*Written exercise:*
Print the listing below in its entirety, character for character.

Figure record listings:
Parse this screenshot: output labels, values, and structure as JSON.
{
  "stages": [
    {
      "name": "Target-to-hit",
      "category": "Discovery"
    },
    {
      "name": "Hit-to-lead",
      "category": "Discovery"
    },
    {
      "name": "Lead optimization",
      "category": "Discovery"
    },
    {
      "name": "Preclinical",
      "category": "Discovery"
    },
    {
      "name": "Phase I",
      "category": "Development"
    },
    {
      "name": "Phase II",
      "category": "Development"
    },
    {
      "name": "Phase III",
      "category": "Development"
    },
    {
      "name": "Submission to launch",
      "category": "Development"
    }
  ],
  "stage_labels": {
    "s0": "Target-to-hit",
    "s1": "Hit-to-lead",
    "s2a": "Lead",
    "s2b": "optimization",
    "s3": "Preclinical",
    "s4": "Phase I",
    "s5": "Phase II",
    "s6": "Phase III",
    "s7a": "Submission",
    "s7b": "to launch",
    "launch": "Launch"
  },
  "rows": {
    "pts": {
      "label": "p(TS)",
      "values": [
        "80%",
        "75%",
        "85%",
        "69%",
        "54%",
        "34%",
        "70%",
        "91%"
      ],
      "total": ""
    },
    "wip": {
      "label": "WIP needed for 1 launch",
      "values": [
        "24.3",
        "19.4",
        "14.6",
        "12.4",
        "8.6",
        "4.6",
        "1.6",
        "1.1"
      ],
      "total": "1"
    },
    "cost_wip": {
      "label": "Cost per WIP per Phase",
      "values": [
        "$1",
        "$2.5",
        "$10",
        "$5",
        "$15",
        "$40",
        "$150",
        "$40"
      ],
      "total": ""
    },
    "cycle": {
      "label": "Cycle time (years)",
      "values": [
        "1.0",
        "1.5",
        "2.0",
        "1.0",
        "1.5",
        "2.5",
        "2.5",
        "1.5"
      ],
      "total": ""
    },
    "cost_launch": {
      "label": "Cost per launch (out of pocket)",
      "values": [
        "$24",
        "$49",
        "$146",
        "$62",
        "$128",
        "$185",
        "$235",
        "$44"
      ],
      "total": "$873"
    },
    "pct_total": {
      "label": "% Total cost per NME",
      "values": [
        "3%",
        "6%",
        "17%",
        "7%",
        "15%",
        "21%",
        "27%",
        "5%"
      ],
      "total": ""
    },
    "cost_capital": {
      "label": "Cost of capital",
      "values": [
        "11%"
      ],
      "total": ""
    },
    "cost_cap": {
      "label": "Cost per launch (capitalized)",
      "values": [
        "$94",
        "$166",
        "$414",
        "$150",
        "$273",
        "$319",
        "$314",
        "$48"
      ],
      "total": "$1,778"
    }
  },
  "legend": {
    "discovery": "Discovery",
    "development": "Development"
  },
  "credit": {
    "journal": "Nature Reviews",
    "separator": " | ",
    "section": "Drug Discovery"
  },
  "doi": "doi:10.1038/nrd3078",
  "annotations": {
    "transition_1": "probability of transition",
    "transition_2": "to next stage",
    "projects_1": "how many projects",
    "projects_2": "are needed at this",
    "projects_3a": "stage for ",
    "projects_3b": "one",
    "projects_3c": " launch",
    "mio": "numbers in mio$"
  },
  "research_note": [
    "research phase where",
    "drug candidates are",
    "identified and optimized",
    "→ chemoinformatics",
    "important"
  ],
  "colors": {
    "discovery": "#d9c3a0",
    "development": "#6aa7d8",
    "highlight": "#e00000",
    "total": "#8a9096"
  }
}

*Answer in full:*
Parse this screenshot: output labels, values, and structure as JSON.
{
  "stages": [
    {
      "name": "Target-to-hit",
      "category": "Discovery"
    },
    {
      "name": "Hit-to-lead",
      "category": "Discovery"
    },
    {
      "name": "Lead optimization",
      "category": "Discovery"
    },
    {
      "name": "Preclinical",
      "category": "Discovery"
    },
    {
      "name": "Phase I",
      "category": "Development"
    },
    {
      "name": "Phase II",
      "category": "Development"
    },
    {
      "name": "Phase III",
      "category": "Development"
    },
    {
      "name": "Submission to launch",
      "category": "Development"
    }
  ],
  "stage_labels": {
    "s0": "Target-to-hit",
    "s1": "Hit-to-lead",
    "s2a": "Lead",
    "s2b": "optimization",
    "s3": "Preclinical",
    "s4": "Phase I",
    "s5": "Phase II",
    "s6": "Phase III",
    "s7a": "Submission",
    "s7b": "to launch",
    "launch": "Launch"
  },
  "rows": {
    "pts": {
      "label": "p(TS)",
      "values": [
        "80%",
        "75%",
        "85%",
        "69%",
        "54%",
        "34%",
        "70%",
        "91%"
      ],
      "total": ""
    },
    "wip": {
      "label": "WIP needed for 1 launch",
      "values": [
        "24.3",
        "19.4",
        "14.6",
        "12.4",
        "8.6",
        "4.6",
        "1.6",
        "1.1"
      ],
      "total": "1"
    },
    "cost_wip": {
      "label": "Cost per WIP per Phase",
      "values": [
        "$1",
        "$2.5",
        "$10",
        "$5",
        "$15",
        "$40",
        "$150",
        "$40"
      ],
      "total": ""
    },
    "cycle": {
      "label": "Cycle time (years)",
      "values": [
        "1.0",
        "1.5",
        "2.0",
        "1.0",
        "1.5",
        "2.5",
        "2.5",
        "1.5"
      ],
      "total": ""
    },
    "cost_launch": {
      "label": "Cost per launch (out of pocket)",
      "values": [
        "$24",
        "$49",
        "$146",
        "$62",
        "$128",
        "$185",
        "$235",
        "$44"
      ],
      "total": "$873"
    },
    "pct_total": {
      "label": "% Total cost per NME",
      "values": [
        "3%",
        "6%",
        "17%",
        "7%",
        "15%",
        "21%",
        "27%",
        "5%"
      ],
      "total": ""
    },
    "cost_capital": {
      "label": "Cost of capital",
      "values": [
        "11%"
      ],
      "total": ""
    },
    "cost_cap": {
      "label": "Cost per launch (capitalized)",
      "values": [
        "$94",
        "$166",
        "$414",
        "$150",
        "$273",
        "$319",
        "$314",
        "$48"
      ],
      "total": "$1,778"
    }
  },
  "legend": {
    "discovery": "Discovery",
    "development": "Development"
  },
  "credit": {
    "journal": "Nature Reviews",
    "separator": " | ",
    "section": "Drug Discovery"
  },
  "doi": "doi:10.1038/nrd3078",
  "annotations": {
    "transition_1": "probability of transition",
    "transition_2": "to next stage",
    "projects_1": "how many projects",
    "projects_2": "are needed at this",
    "projects_3a": "stage for ",
    "projects_3b": "one",
    "projects_3c": " launch",
    "mio": "numbers in mio$"
  },
  "research_note": [
    "research phase where",
    "drug candidates are",
    "identified and optimized",
    "→ chemoinformatics",
    "important"
  ],
  "colors": {
    "discovery": "#d9c3a0",
    "development": "#6aa7d8",
    "highlight": "#e00000",
    "total": "#8a9096"
  }
}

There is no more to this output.